● **Problem details**:
Repeat the lines of the material below, from the line with "- search-icon[interactable]: [20, 409, 38, 428]" through the end of the material, with nothing changed.

● **Layout element annotations**:
··········
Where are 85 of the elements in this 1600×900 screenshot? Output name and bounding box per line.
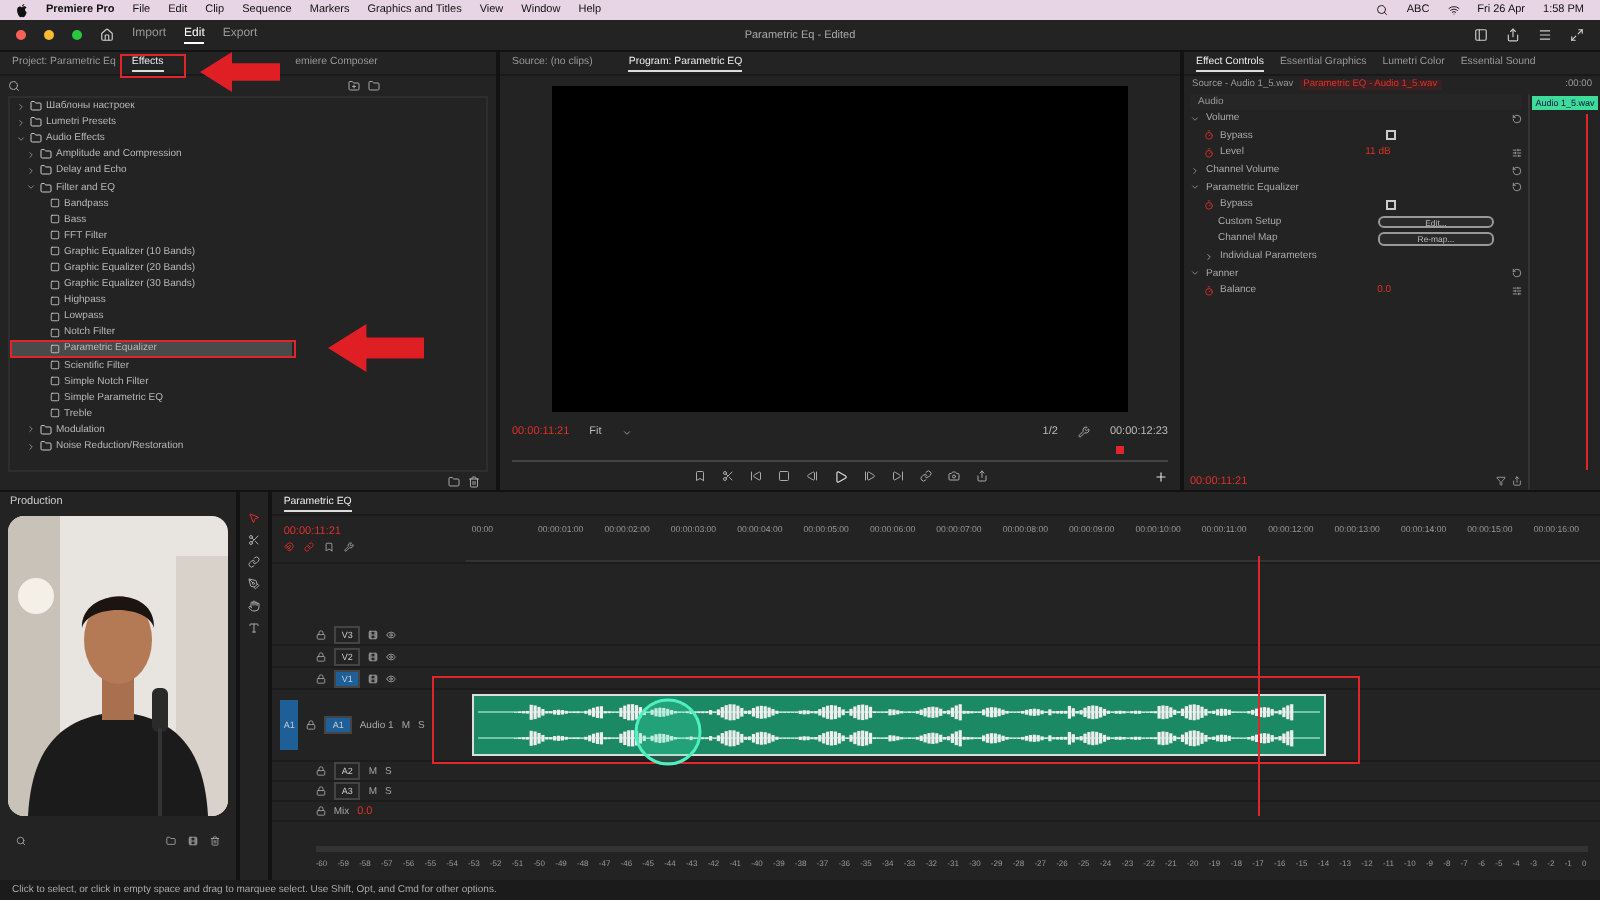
- folder-icon: [40, 181, 52, 194]
- folder-icon: [40, 164, 52, 177]
- cut-icon[interactable]: [721, 470, 733, 482]
- pen-tool-icon[interactable]: [247, 578, 260, 590]
- chevron-icon[interactable]: [16, 117, 26, 128]
- lock-icon[interactable]: [315, 673, 326, 683]
- export-icon[interactable]: [1512, 476, 1522, 487]
- eye-icon[interactable]: [386, 673, 397, 683]
- zoom-icon[interactable]: [16, 836, 26, 846]
- hand-tool-icon[interactable]: [247, 600, 260, 612]
- lock-icon[interactable]: [315, 806, 326, 816]
- step-forward-icon[interactable]: [863, 470, 875, 482]
- file-icon[interactable]: [188, 836, 198, 846]
- folder-icon: [30, 132, 42, 145]
- go-to-out-icon[interactable]: [891, 470, 903, 482]
- razor-tool-icon[interactable]: [247, 534, 260, 546]
- play-icon[interactable]: [833, 469, 847, 483]
- folder-icon[interactable]: [448, 475, 460, 487]
- minimize-button[interactable]: [44, 30, 54, 40]
- share-icon[interactable]: [1506, 28, 1520, 42]
- type-tool-icon[interactable]: [247, 622, 260, 634]
- marker-icon[interactable]: [693, 470, 705, 482]
- folder-icon: [30, 116, 42, 129]
- filter-icon[interactable]: [1496, 476, 1506, 487]
- safe-margins-icon[interactable]: [777, 470, 789, 482]
- film-icon[interactable]: [368, 651, 379, 661]
- apple-icon[interactable]: [16, 3, 28, 17]
- folder-icon: [40, 148, 52, 161]
- film-icon[interactable]: [368, 673, 379, 683]
- chevron-icon[interactable]: [26, 149, 36, 160]
- search-icon[interactable]: [1376, 4, 1389, 16]
- wrench-icon[interactable]: [343, 542, 354, 552]
- wifi-icon[interactable]: [1447, 4, 1460, 16]
- folder-icon: [40, 423, 52, 436]
- lock-icon[interactable]: [315, 629, 326, 639]
- lock-icon[interactable]: [315, 786, 326, 796]
- highlight-frame: [120, 54, 186, 78]
- chevron-icon[interactable]: [26, 424, 36, 435]
- folder-icon: [30, 100, 42, 113]
- cursor-highlight-icon: [631, 696, 704, 768]
- lock-icon[interactable]: [315, 766, 326, 776]
- folder-icon[interactable]: [368, 80, 380, 92]
- chevron-icon[interactable]: [26, 441, 36, 452]
- wrench-icon[interactable]: [1077, 426, 1090, 438]
- snap-icon[interactable]: [283, 542, 294, 552]
- reset-icon[interactable]: [1512, 268, 1522, 279]
- chevron-icon[interactable]: [1190, 113, 1200, 124]
- step-back-icon[interactable]: [805, 470, 817, 482]
- chevron-icon[interactable]: [16, 101, 26, 112]
- trash-icon[interactable]: [468, 475, 480, 487]
- marker-icon[interactable]: [323, 542, 334, 552]
- trash-icon[interactable]: [210, 836, 220, 846]
- dropdown-icon[interactable]: [621, 427, 632, 437]
- select-tool-icon[interactable]: [247, 512, 260, 524]
- zoom-button[interactable]: [72, 30, 82, 40]
- chevron-icon[interactable]: [1190, 165, 1200, 176]
- chevron-icon[interactable]: [26, 182, 36, 193]
- camera-icon[interactable]: [947, 470, 959, 482]
- reset-icon[interactable]: [1512, 182, 1522, 193]
- search-icon[interactable]: [8, 80, 20, 92]
- checkbox[interactable]: [1385, 199, 1396, 210]
- chevron-icon[interactable]: [26, 165, 36, 176]
- fullscreen-icon[interactable]: [1570, 28, 1584, 42]
- chevron-icon[interactable]: [1190, 182, 1200, 193]
- go-to-in-icon[interactable]: [749, 470, 761, 482]
- bin-icon[interactable]: [348, 80, 360, 92]
- chevron-icon[interactable]: [1190, 268, 1200, 279]
- folder-icon[interactable]: [166, 836, 176, 846]
- menu-icon[interactable]: [1538, 28, 1552, 42]
- reset-icon[interactable]: [1512, 113, 1522, 124]
- home-icon[interactable]: [100, 28, 114, 42]
- export-icon[interactable]: [975, 470, 987, 482]
- lock-icon[interactable]: [315, 651, 326, 661]
- lock-icon[interactable]: [306, 720, 317, 730]
- folder-icon: [40, 440, 52, 453]
- chevron-icon[interactable]: [1204, 251, 1214, 262]
- close-button[interactable]: [16, 30, 26, 40]
- add-icon[interactable]: [1154, 470, 1168, 484]
- eye-icon[interactable]: [386, 651, 397, 661]
- checkbox[interactable]: [1385, 130, 1396, 141]
- reset-icon[interactable]: [1512, 165, 1522, 176]
- panel-icon[interactable]: [1474, 28, 1488, 42]
- chevron-icon[interactable]: [16, 133, 26, 144]
- eye-icon[interactable]: [386, 629, 397, 639]
- film-icon[interactable]: [368, 629, 379, 639]
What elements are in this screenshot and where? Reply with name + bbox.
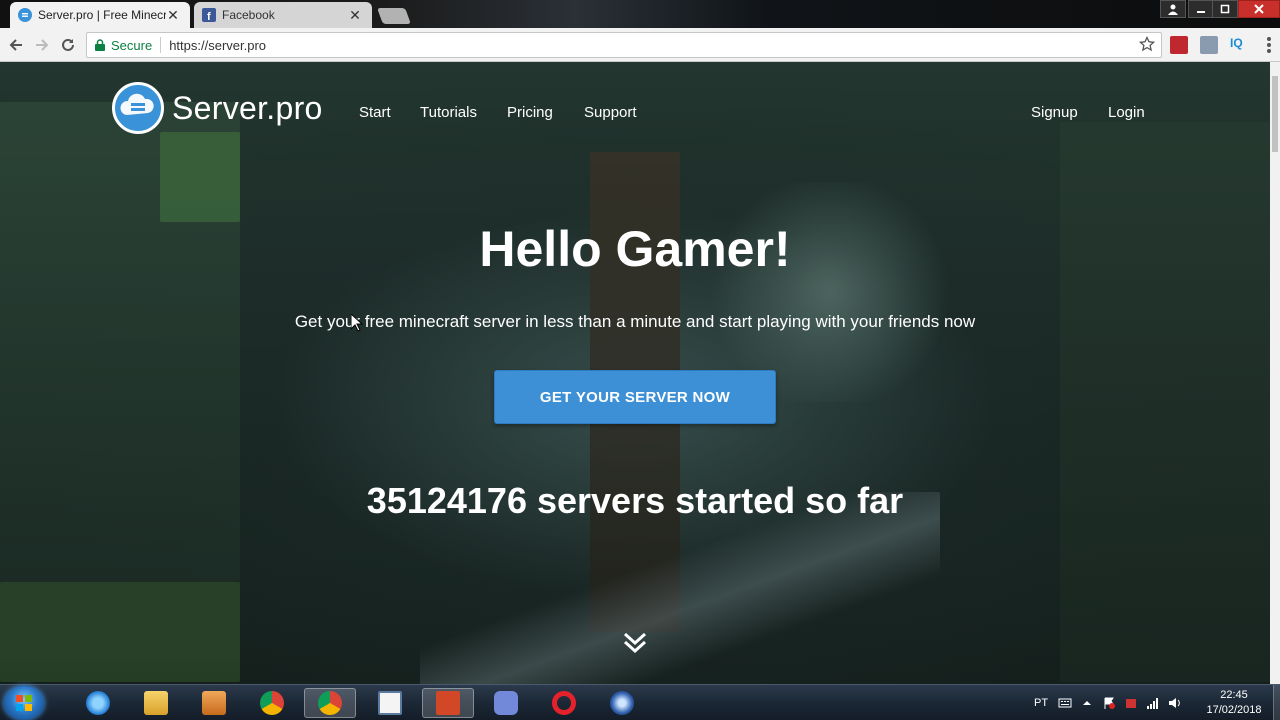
chevron-double-down-icon[interactable] <box>620 628 650 658</box>
iq-extension-icon[interactable]: IQ <box>1230 36 1250 54</box>
volume-icon[interactable] <box>1168 696 1182 710</box>
nav-tutorials[interactable]: Tutorials <box>420 104 477 121</box>
scrollbar-thumb[interactable] <box>1272 76 1278 152</box>
secure-label: Secure <box>111 37 153 53</box>
page-scrollbar[interactable] <box>1270 62 1280 684</box>
maximize-button[interactable] <box>1212 0 1238 18</box>
site-header: Server.pro Start Tutorials Pricing Suppo… <box>0 62 1270 162</box>
nav-support[interactable]: Support <box>584 104 637 121</box>
bookmark-star-icon[interactable] <box>1139 36 1155 52</box>
server-count: 35124176 servers started so far <box>366 480 904 521</box>
facebook-icon: f <box>202 8 216 22</box>
windows-taskbar: PT 22:45 17/02/2018 <box>0 684 1280 720</box>
pdf-extension-icon[interactable] <box>1170 36 1188 54</box>
divider <box>160 37 162 53</box>
mouse-cursor-icon <box>351 314 363 332</box>
hero-title: Hello Gamer! <box>479 221 791 277</box>
action-center-flag-icon[interactable] <box>1102 696 1116 710</box>
window-close-button[interactable] <box>1238 0 1280 18</box>
forward-button[interactable] <box>32 35 52 55</box>
close-icon[interactable]: ✕ <box>348 7 362 24</box>
facebook-extension-icon[interactable] <box>1200 36 1218 54</box>
page-viewport: Server.pro Start Tutorials Pricing Suppo… <box>0 62 1270 684</box>
system-clock[interactable]: 22:45 17/02/2018 <box>1196 688 1272 718</box>
opera-icon[interactable] <box>538 688 590 718</box>
language-indicator[interactable]: PT <box>1034 697 1048 709</box>
security-icon[interactable] <box>1124 696 1138 710</box>
tab-title: Facebook <box>222 8 275 22</box>
nav-pricing[interactable]: Pricing <box>507 104 553 121</box>
chrome-icon[interactable] <box>246 688 298 718</box>
show-desktop-button[interactable] <box>1273 685 1280 720</box>
site-logo[interactable]: Server.pro <box>112 82 323 134</box>
powerpoint-icon[interactable] <box>422 688 474 718</box>
blue-app-icon[interactable] <box>596 688 648 718</box>
file-explorer-icon[interactable] <box>130 688 182 718</box>
browser-toolbar: Secure https://server.pro IQ <box>0 28 1280 62</box>
keyboard-icon[interactable] <box>1058 696 1072 710</box>
clock-date: 17/02/2018 <box>1206 704 1262 716</box>
network-signal-icon[interactable] <box>1146 696 1160 710</box>
windows-start-button[interactable] <box>4 686 44 720</box>
notepad-icon[interactable] <box>364 688 416 718</box>
svg-text:f: f <box>207 11 211 22</box>
address-bar[interactable]: Secure https://server.pro <box>86 32 1162 58</box>
discord-icon[interactable] <box>480 688 532 718</box>
serverpro-cloud-icon <box>18 8 32 22</box>
internet-explorer-icon[interactable] <box>72 688 124 718</box>
nav-login[interactable]: Login <box>1108 104 1145 121</box>
browser-tab-strip: Server.pro | Free Minecra ✕ f Facebook ✕ <box>0 0 1280 28</box>
media-player-icon[interactable] <box>188 688 240 718</box>
nav-start[interactable]: Start <box>359 104 391 121</box>
background-trees-right <box>1060 122 1270 682</box>
browser-menu-icon[interactable] <box>1262 36 1276 54</box>
serverpro-cloud-icon <box>112 82 164 134</box>
hero-subtitle: Get your free minecraft server in less t… <box>294 312 976 331</box>
new-tab-button[interactable] <box>377 8 411 24</box>
logo-wordmark: Server.pro <box>172 89 323 126</box>
clock-time: 22:45 <box>1220 689 1248 701</box>
system-tray: PT <box>1034 685 1186 720</box>
reload-button[interactable] <box>58 35 78 55</box>
get-server-button[interactable]: GET YOUR SERVER NOW <box>494 370 776 424</box>
lock-icon <box>95 39 105 51</box>
url-text[interactable]: https://server.pro <box>169 38 266 53</box>
minimize-button[interactable] <box>1188 0 1214 18</box>
show-hidden-icons-chevron-icon[interactable] <box>1080 696 1094 710</box>
background-grass <box>0 582 240 682</box>
tab-serverpro[interactable]: Server.pro | Free Minecra ✕ <box>10 2 190 28</box>
chrome-icon-active[interactable] <box>304 688 356 718</box>
nav-signup[interactable]: Signup <box>1031 104 1078 121</box>
background-light <box>700 182 960 402</box>
tab-facebook[interactable]: f Facebook ✕ <box>194 2 372 28</box>
close-icon[interactable]: ✕ <box>166 7 180 24</box>
user-profile-icon[interactable] <box>1160 0 1186 18</box>
back-button[interactable] <box>6 35 26 55</box>
tab-title: Server.pro | Free Minecra <box>38 8 166 22</box>
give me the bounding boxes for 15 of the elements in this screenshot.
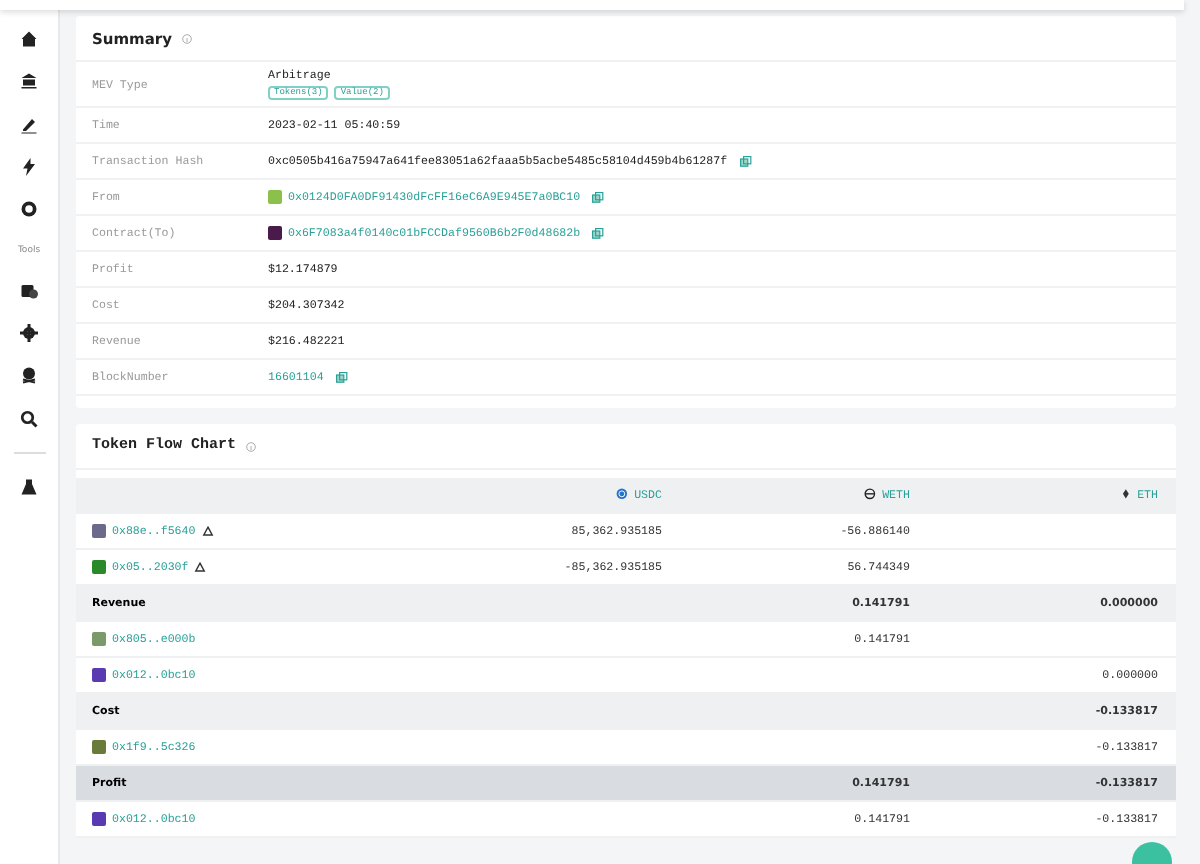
- search-icon[interactable]: [20, 409, 38, 428]
- copy-icon[interactable]: [335, 371, 348, 383]
- pen-icon[interactable]: [20, 115, 38, 134]
- copy-icon[interactable]: [739, 155, 752, 167]
- weth-icon[interactable]: [864, 488, 879, 502]
- bank-icon[interactable]: [20, 72, 38, 91]
- flask-icon[interactable]: [20, 478, 38, 497]
- bolt-icon[interactable]: [20, 157, 38, 176]
- usdc-icon[interactable]: [616, 488, 631, 502]
- stack-icon[interactable]: [20, 281, 38, 300]
- copy-icon[interactable]: [592, 227, 605, 239]
- coin-icon[interactable]: [20, 200, 38, 219]
- home-icon[interactable]: [20, 30, 38, 48]
- copy-icon[interactable]: [592, 191, 605, 203]
- eth-icon[interactable]: [1119, 488, 1134, 502]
··········
● **Solution to the problem**:
- search-icon[interactable]: [20, 409, 38, 428]
- copy-icon[interactable]: [335, 371, 348, 383]
- pen-icon[interactable]: [20, 115, 38, 134]
- copy-icon[interactable]: [739, 155, 752, 167]
- weth-icon[interactable]: [864, 488, 879, 502]
- bank-icon[interactable]: [20, 72, 38, 91]
- flask-icon[interactable]: [20, 478, 38, 497]
- bolt-icon[interactable]: [20, 157, 38, 176]
- usdc-icon[interactable]: [616, 488, 631, 502]
- stack-icon[interactable]: [20, 281, 38, 300]
- copy-icon[interactable]: [592, 227, 605, 239]
- coin-icon[interactable]: [20, 200, 38, 219]
- home-icon[interactable]: [20, 30, 38, 48]
- copy-icon[interactable]: [592, 191, 605, 203]
- eth-icon[interactable]: [1119, 488, 1134, 502]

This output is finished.